◆ STATED EXERCISE 1
In the essay on the American founding, rewrite the part that opens with the words containing "Well, this goes" and closes with "many unique merits.", changing "paradox" to "contradiction".
◆ STATED EXERCISE 2
According to the essay on the American founding, in what year did Tom Paine's Common Sense come out?
◆ STATED EXERCISE 3
Pick up the essay on the American founding from its final sentence and keep writing.

◆ SELECTION
Well, this goes all the way back to the founding of the country and ties in to the theme I want to stress: the relationship between practical political reality and radical political principles.

America began as a paradox. Wrongly demonized by the politically correct left and wrongly characterized as heaven on earth by conservatives and many libertarians, the fledgling United States was neither a libertarian paradise nor a society without many unique merits.

America sprung from radical revolution against the doctrine of empire and political centralism. The American colonists revolted against a King that they rightly believed had no right to rule them. The Declaration of Independence fleshes out these principles, but Tom Paine’s Common Sense, which also came out in 1776, is perhaps an even more radical document. Paine pointed out the absurdity of being ruled from 3,000 miles away by a despot who claimed absolute power and wisdom yet also claimed to be checked by the Constitution. Yet here we are today, 3,000 miles away from our own King George and his dictatorial doctrine of the unitary executive.

The American Revolution was a moment of clarity that excited the world and inspired revolutions for centuries to come. The most inspiring thing about it, however, the thing that maintained a lasting positive influence on American life, was the ideas. The most unfortunate aspects were the political compromising, the establishment of a new government, and the conservative counterrevolution of the Federalists.

It was from the cascade of liberal thought in the late 18th century that the ideas of toleration, free trade, free association, limits on government power, religious freedom, and equality for women first started getting a fair hearing. The American Revolution coincided with the founding of the first Anti-Slavery societies of any stature. People began to wonder about power itself, about the inequality of political authority and legal rights between state and individual, between master and slave, between man and woman.

Unfortunately, these radical insights were ignored by the conservatives that the war brought to power. They soon established a government that came to tax and micro-manage the colonies far more than the British Crown ever could. The Constitution had only solidified the power of the elite interests—just as the Anti-Federalists feared. True liberty was betrayed quickly. The birth of the U.S. happened amidst a birth of libertarian principles, but they were not followed through enough. There was too much compromise. There was too much gradualism.

◆ RECORD SET

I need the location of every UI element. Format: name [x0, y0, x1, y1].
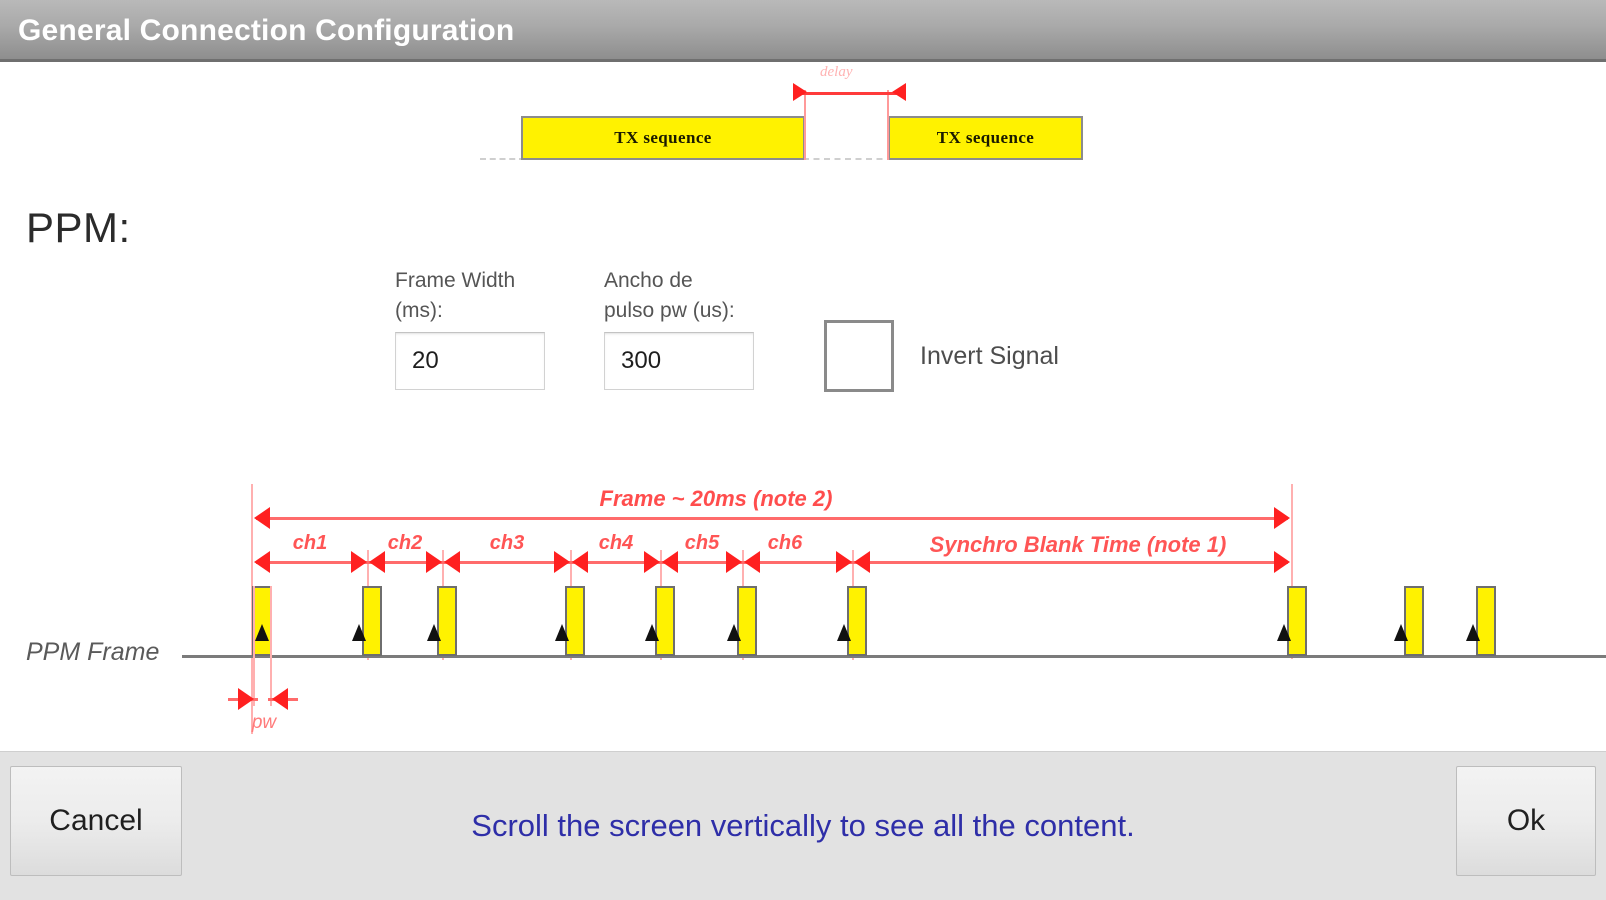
ppm-baseline-axis	[182, 655, 1606, 658]
channel-label-ch1: ch1	[293, 532, 327, 555]
ppm-frame-diagram: Frame ~ 20ms (note 2) ch1 ch2 ch3 ch4 ch…	[0, 460, 1606, 760]
window-title-bar: General Connection Configuration	[0, 0, 1606, 62]
frame-arrow-right-icon	[1274, 507, 1290, 529]
pw-label: pw	[252, 712, 276, 734]
pulse-width-label: Ancho de pulso pw (us):	[604, 266, 754, 326]
frame-arrow-left-icon	[254, 507, 270, 529]
scroll-hint-text: Scroll the screen vertically to see all …	[0, 752, 1606, 900]
cancel-button[interactable]: Cancel	[10, 766, 182, 876]
frame-width-input[interactable]	[395, 332, 545, 390]
pulse-direction-arrow-icon	[255, 624, 269, 641]
pw-arrow-right-icon	[272, 688, 288, 710]
tx-sequence-block-label: TX sequence	[614, 128, 711, 148]
invert-signal-row: Invert Signal	[824, 320, 1059, 392]
channel-boundary-arrow-icon	[444, 551, 460, 573]
tx-sequence-block: TX sequence	[521, 116, 805, 160]
ppm-pulse	[252, 586, 272, 656]
channel-boundary-arrow-icon	[854, 551, 870, 573]
frame-width-field: Frame Width (ms):	[395, 266, 545, 390]
channel-label-ch4: ch4	[599, 532, 633, 555]
delay-edge-right	[887, 90, 889, 160]
invert-signal-label: Invert Signal	[920, 342, 1059, 371]
channel-boundary-arrow-icon	[662, 551, 678, 573]
tx-baseline-left	[480, 158, 525, 160]
channel-label-ch6: ch6	[768, 532, 802, 555]
pulse-direction-arrow-icon	[555, 624, 569, 641]
channel-row-start-arrow-icon	[254, 551, 270, 573]
ppm-frame-axis-label: PPM Frame	[26, 638, 159, 667]
ppm-pulse	[1476, 586, 1496, 656]
delay-arrow-right-icon	[892, 83, 906, 101]
ppm-section-heading: PPM:	[26, 204, 131, 252]
frame-width-label: Frame Width (ms):	[395, 266, 545, 326]
channel-boundary-arrow-icon	[572, 551, 588, 573]
invert-signal-checkbox[interactable]	[824, 320, 894, 392]
channel-boundary-arrow-icon	[744, 551, 760, 573]
channel-boundary-arrow-icon	[369, 551, 385, 573]
pw-arrow-left-icon	[238, 688, 254, 710]
pulse-direction-arrow-icon	[727, 624, 741, 641]
ok-button[interactable]: Ok	[1456, 766, 1596, 876]
channel-label-ch3: ch3	[490, 532, 524, 555]
channel-label-ch5: ch5	[685, 532, 719, 555]
channel-boundary-arrow-icon	[351, 551, 367, 573]
channel-boundary-arrow-icon	[644, 551, 660, 573]
channel-boundary-arrow-icon	[426, 551, 442, 573]
tx-sequence-diagram: TX sequence TX sequence delay	[0, 62, 1606, 182]
frame-dimension-label: Frame ~ 20ms (note 2)	[600, 486, 833, 512]
channel-boundary-arrow-icon	[726, 551, 742, 573]
ppm-pulse	[1404, 586, 1424, 656]
pulse-width-field: Ancho de pulso pw (us):	[604, 266, 754, 390]
tx-sequence-block: TX sequence	[888, 116, 1083, 160]
channel-boundary-arrow-icon	[554, 551, 570, 573]
pulse-direction-arrow-icon	[1277, 624, 1291, 641]
delay-arrow-left-icon	[793, 83, 807, 101]
pulse-direction-arrow-icon	[645, 624, 659, 641]
ppm-pulse	[847, 586, 867, 656]
window-title: General Connection Configuration	[18, 14, 514, 48]
channel-dimension-line	[256, 561, 1288, 564]
ppm-pulse	[565, 586, 585, 656]
delay-dimension-line	[795, 92, 905, 95]
pulse-direction-arrow-icon	[352, 624, 366, 641]
ppm-pulse	[655, 586, 675, 656]
delay-label: delay	[820, 64, 852, 81]
pulse-direction-arrow-icon	[837, 624, 851, 641]
channel-boundary-arrow-icon	[836, 551, 852, 573]
synchro-blank-time-label: Synchro Blank Time (note 1)	[930, 532, 1227, 558]
ppm-pulse	[437, 586, 457, 656]
ppm-pulse	[737, 586, 757, 656]
pulse-width-input[interactable]	[604, 332, 754, 390]
pulse-direction-arrow-icon	[1466, 624, 1480, 641]
ppm-pulse	[362, 586, 382, 656]
frame-dimension-line	[256, 517, 1288, 520]
ppm-pulse	[1287, 586, 1307, 656]
tx-sequence-block-label: TX sequence	[937, 128, 1034, 148]
channel-row-end-arrow-icon	[1274, 551, 1290, 573]
tx-baseline-gap	[803, 158, 893, 160]
channel-label-ch2: ch2	[388, 532, 422, 555]
pulse-direction-arrow-icon	[1394, 624, 1408, 641]
dialog-footer: Cancel Scroll the screen vertically to s…	[0, 751, 1606, 900]
pulse-direction-arrow-icon	[427, 624, 441, 641]
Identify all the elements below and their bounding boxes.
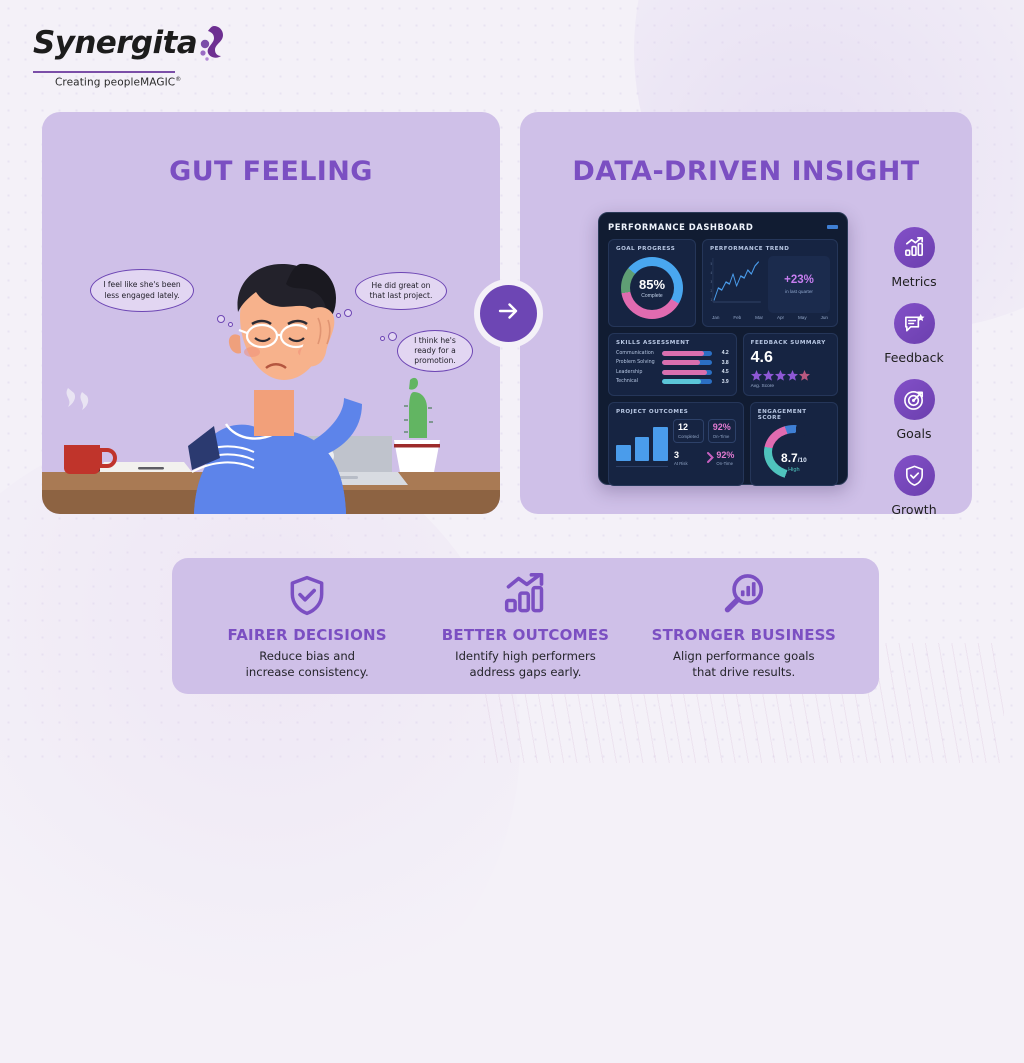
svg-text:1: 1 [711, 297, 712, 302]
project-outcomes-bars [616, 419, 668, 467]
svg-text:4: 4 [711, 270, 712, 275]
sidebar-item-growth[interactable]: Growth [878, 455, 950, 514]
benefit-title: FAIRER DECISIONS [200, 626, 415, 644]
skill-name: Communication [616, 351, 658, 356]
dashboard-title: PERFORMANCE DASHBOARD [608, 222, 753, 232]
stat-completed: 12 Completed [673, 419, 704, 443]
goal-progress-card[interactable]: GOAL PROGRESS 85% Complete [608, 239, 696, 327]
engagement-score-title: ENGAGEMENT SCORE [758, 409, 830, 421]
stat-label: On-Time [716, 461, 734, 466]
magnifier-chart-icon [636, 572, 851, 618]
data-driven-insight-panel: DATA-DRIVEN INSIGHT PERFORMANCE DASHBOAR… [520, 112, 972, 514]
performance-trend-title: PERFORMANCE TREND [710, 246, 830, 252]
brand-name: Synergita [33, 28, 197, 59]
svg-text:5: 5 [711, 261, 712, 266]
benefit-description: Align performance goals that drive resul… [636, 649, 851, 680]
chevron-right-icon [707, 450, 714, 468]
shield-check-icon [200, 572, 415, 618]
month-label: Mar [755, 315, 763, 320]
target-arrow-icon [894, 379, 935, 420]
brand-tagline: Creating peopleMAGIC® [55, 76, 208, 89]
feedback-label: Avg. Score [751, 384, 830, 389]
benefit-desc-line: address gaps early. [418, 665, 633, 681]
goal-progress-donut: 85% Complete [616, 256, 688, 320]
benefit-stronger-business: STRONGER BUSINESS Align performance goal… [636, 572, 851, 680]
feedback-summary-card[interactable]: FEEDBACK SUMMARY 4.6 Avg. Score [743, 333, 838, 396]
background-glow-bottom-left [0, 423, 520, 1063]
thought-bubble-2: He did great on that last project. [355, 272, 447, 310]
sidebar-item-label: Growth [891, 502, 936, 514]
skill-row: Communication 4.2 [616, 350, 729, 356]
performance-trend-chart: 54 321 [710, 256, 762, 313]
benefit-desc-line: that drive results. [636, 665, 851, 681]
sidebar-item-label: Goals [897, 426, 932, 441]
skill-value: 3.9 [716, 379, 729, 385]
trend-badge-label: in last quarter [785, 289, 813, 294]
engagement-value: 8.7 [781, 451, 798, 465]
engagement-label: High [758, 467, 830, 473]
goal-progress-value: 85% [639, 278, 665, 291]
benefit-description: Identify high performers address gaps ea… [418, 649, 633, 680]
svg-text:2: 2 [711, 288, 712, 293]
gut-feeling-title: GUT FEELING [42, 156, 500, 187]
sidebar-item-label: Metrics [891, 274, 936, 289]
bubble-dot [336, 313, 341, 318]
bubble-dot [380, 336, 385, 341]
bubble-dot [228, 322, 233, 327]
benefit-fairer-decisions: FAIRER DECISIONS Reduce bias and increas… [200, 572, 415, 680]
skill-value: 3.8 [716, 360, 729, 366]
thought-bubble-3: I think he's ready for a promotion. [397, 330, 473, 372]
skill-row: Problem Solving 3.8 [616, 360, 729, 366]
stat-value: 3 [674, 451, 702, 460]
arrow-right-icon [496, 298, 522, 329]
sidebar-item-feedback[interactable]: Feedback [878, 303, 950, 365]
feedback-score: 4.6 [751, 350, 830, 366]
bar-chart-growth-icon [894, 227, 935, 268]
benefit-description: Reduce bias and increase consistency. [200, 649, 415, 680]
trend-month-labels: Jan Feb Mar Apr May Jun [710, 315, 830, 320]
benefit-better-outcomes: BETTER OUTCOMES Identify high performers… [418, 572, 633, 680]
stat-label: On-Time [713, 434, 731, 439]
sidebar-item-label: Feedback [884, 350, 944, 365]
transition-arrow-button[interactable] [480, 285, 537, 342]
brand-logo: Synergita Creating peopleMAGIC® [33, 28, 208, 88]
gut-feeling-panel: GUT FEELING [42, 112, 500, 514]
project-outcomes-title: PROJECT OUTCOMES [616, 409, 736, 415]
performance-trend-card[interactable]: PERFORMANCE TREND 54 321 [702, 239, 838, 327]
skill-row: Technical 3.9 [616, 379, 729, 385]
skills-assessment-title: SKILLS ASSESSMENT [616, 340, 729, 346]
goal-progress-title: GOAL PROGRESS [616, 246, 688, 252]
stat-label: At Risk [674, 461, 702, 466]
month-label: Jun [821, 315, 828, 320]
stat-value: 12 [678, 423, 699, 432]
stat-at-risk: 3 At Risk [673, 448, 702, 467]
benefit-desc-line: Identify high performers [418, 649, 633, 665]
benefit-title: STRONGER BUSINESS [636, 626, 851, 644]
star-rating [751, 370, 830, 381]
month-label: Feb [733, 315, 741, 320]
star-icon [799, 370, 810, 381]
benefit-desc-line: Reduce bias and [200, 649, 415, 665]
svg-text:3: 3 [711, 279, 712, 284]
dashboard-header: PERFORMANCE DASHBOARD [608, 222, 838, 232]
benefit-title: BETTER OUTCOMES [418, 626, 633, 644]
stat-label: Completed [678, 434, 699, 439]
bubble-dot [388, 332, 397, 341]
insight-sidebar: Metrics Feedback [878, 227, 950, 514]
bubble-dot [344, 309, 352, 317]
benefits-bar: FAIRER DECISIONS Reduce bias and increas… [172, 558, 879, 694]
benefit-desc-line: Align performance goals [636, 649, 851, 665]
skill-name: Problem Solving [616, 360, 658, 365]
sidebar-item-goals[interactable]: Goals [878, 379, 950, 441]
engagement-scale: /10 [798, 457, 807, 464]
sidebar-item-metrics[interactable]: Metrics [878, 227, 950, 289]
data-driven-insight-title: DATA-DRIVEN INSIGHT [520, 156, 972, 187]
skill-name: Technical [616, 379, 658, 384]
month-label: May [798, 315, 807, 320]
star-icon [787, 370, 798, 381]
goal-progress-label: Complete [639, 293, 665, 299]
thought-bubble-1: I feel like she's been less engaged late… [90, 269, 194, 312]
project-outcomes-card[interactable]: PROJECT OUTCOMES 12 Completed [608, 402, 744, 486]
skill-value: 4.5 [716, 369, 729, 375]
feedback-summary-title: FEEDBACK SUMMARY [751, 340, 830, 346]
synergita-swirl-icon [198, 24, 224, 67]
dashboard-row-2: SKILLS ASSESSMENT Communication 4.2 Prob… [608, 333, 838, 396]
star-icon [775, 370, 786, 381]
bubble-dot [217, 315, 225, 323]
month-label: Jan [712, 315, 719, 320]
skill-name: Leadership [616, 370, 658, 375]
bar-chart-growth-icon [418, 572, 633, 618]
star-icon [763, 370, 774, 381]
stat-value: 92% [713, 423, 731, 432]
skill-row: Leadership 4.5 [616, 369, 729, 375]
performance-dashboard[interactable]: PERFORMANCE DASHBOARD GOAL PROGRESS 85% … [598, 212, 848, 485]
speech-bubble-star-icon [894, 303, 935, 344]
star-icon [751, 370, 762, 381]
trend-badge-value: +23% [784, 275, 814, 287]
skills-assessment-card[interactable]: SKILLS ASSESSMENT Communication 4.2 Prob… [608, 333, 737, 396]
shield-check-icon [894, 455, 935, 496]
dashboard-row-1: GOAL PROGRESS 85% Complete PERFORMANCE T… [608, 239, 838, 327]
engagement-score-card[interactable]: ENGAGEMENT SCORE 8.7/10 High [750, 402, 838, 486]
stat-on-time: 92% On-Time [708, 419, 736, 443]
skill-value: 4.2 [716, 350, 729, 356]
stat-value: 92% [716, 451, 734, 460]
month-label: Apr [777, 315, 784, 320]
logo-divider [33, 71, 175, 73]
performance-trend-badge: +23% in last quarter [768, 256, 830, 313]
dashboard-row-3: PROJECT OUTCOMES 12 Completed [608, 402, 838, 486]
engagement-gauge: 8.7/10 High [758, 425, 830, 479]
stat-on-time-2: 92% On-Time [706, 447, 735, 468]
menu-icon[interactable] [827, 225, 838, 229]
benefit-desc-line: increase consistency. [200, 665, 415, 681]
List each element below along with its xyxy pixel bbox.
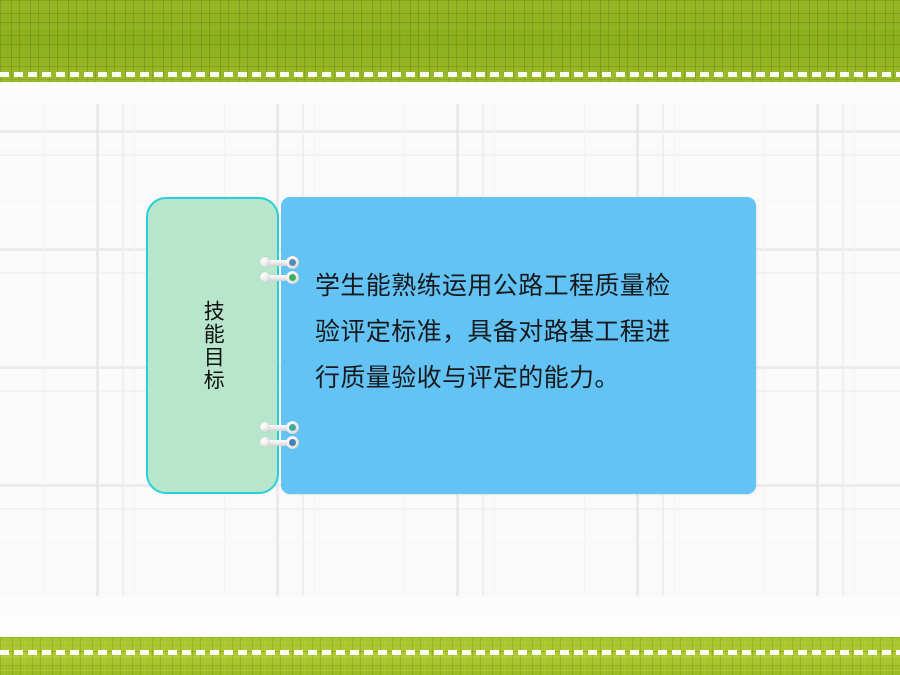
bottom-green-banner (0, 637, 900, 675)
objective-content-text: 学生能熟练运用公路工程质量检 验评定标准，具备对路基工程进 行质量验收与评定的能… (315, 263, 715, 401)
objective-line-2: 验评定标准，具备对路基工程进 (315, 309, 715, 355)
slide-canvas: 技能目标 学生能熟练运用公路工程质量检 验评定标准，具备对路基工程进 行质量验收… (0, 0, 900, 675)
objective-line-3: 行质量验收与评定的能力。 (315, 355, 715, 401)
bottom-dashed-stitch-line (0, 650, 900, 655)
background-bottom-fade (0, 596, 900, 638)
top-green-banner (0, 0, 900, 82)
top-dashed-stitch-line (0, 72, 900, 77)
skill-objective-title-card: 技能目标 (146, 197, 279, 494)
top-banner-shadow (0, 78, 900, 83)
skill-objective-title-vertical-label: 技能目标 (201, 300, 225, 392)
objective-content-card: 学生能熟练运用公路工程质量检 验评定标准，具备对路基工程进 行质量验收与评定的能… (281, 197, 756, 494)
objective-line-1: 学生能熟练运用公路工程质量检 (315, 263, 715, 309)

◆ ANSWER 1
Well, this goes all the way back to the founding of the country and ties in to the theme I want to stress: the relationship between practical political reality and radical political principles.

America began as a contradiction. Wrongly demonized by the politically correct left and wrongly characterized as heaven on earth by conservatives and many libertarians, the fledgling United States was neither a libertarian paradise nor a society without many unique merits.

◆ ANSWER 2
1776

◆ ANSWER 3
By the time of the Mexican War, the United States had started to become an imperial power. It was growing into that which the colonists had struggled against. Slavery was as entrenched as ever, and protected by a federal constitution years after the British abandoned it.

An abolitionist movement had emerged that saw slavery as an evil to be abolished as soon as humanly possible. They were seen as too idealistic, but their radical ideas echoed throughout the world and culminated in the eventual abolition of chattel slavery. William Lloyd Garrison had said that gradualism in theory was perpetuity in practice: He recognized that compromising the least bit on the principle of self-ownership would mean you’d lose your moral standing and could easily be discredited or absorbed into a practice of defending evil. He recognized that slavery would not end as soon as it should, but that only by calling for its end immediately would it end as soon as it could.

Despite the many problems of Antebellum America, there remained the wonderful principle of decentralism, of secession, of local self-determination, that had energized the colonists. But this was destroyed by Abraham Lincoln.

Gloriously, chattel slavery ended, but war was not necessary for it, any more than it was in the rest of the Western Hemisphere where it was done away with peacefully in the 19th century.

Meanwhile, the federal government came to have despotic powers the Jeffersonians would have never tolerated: Conscription, income taxation, national bureaucracies of corporate privilege, gun control, massive inflation, total war, the executive power to suspend habeas corpus, censorship, and the use of the military in domestic policing. In a very real way, the modern American government was created in the 1860s by the Hamiltonians who had first hijacked the American Revolution with their reactionary Constitution and later formed the Republican Party as an engine for creating a nationalist corporate state. They succeeded.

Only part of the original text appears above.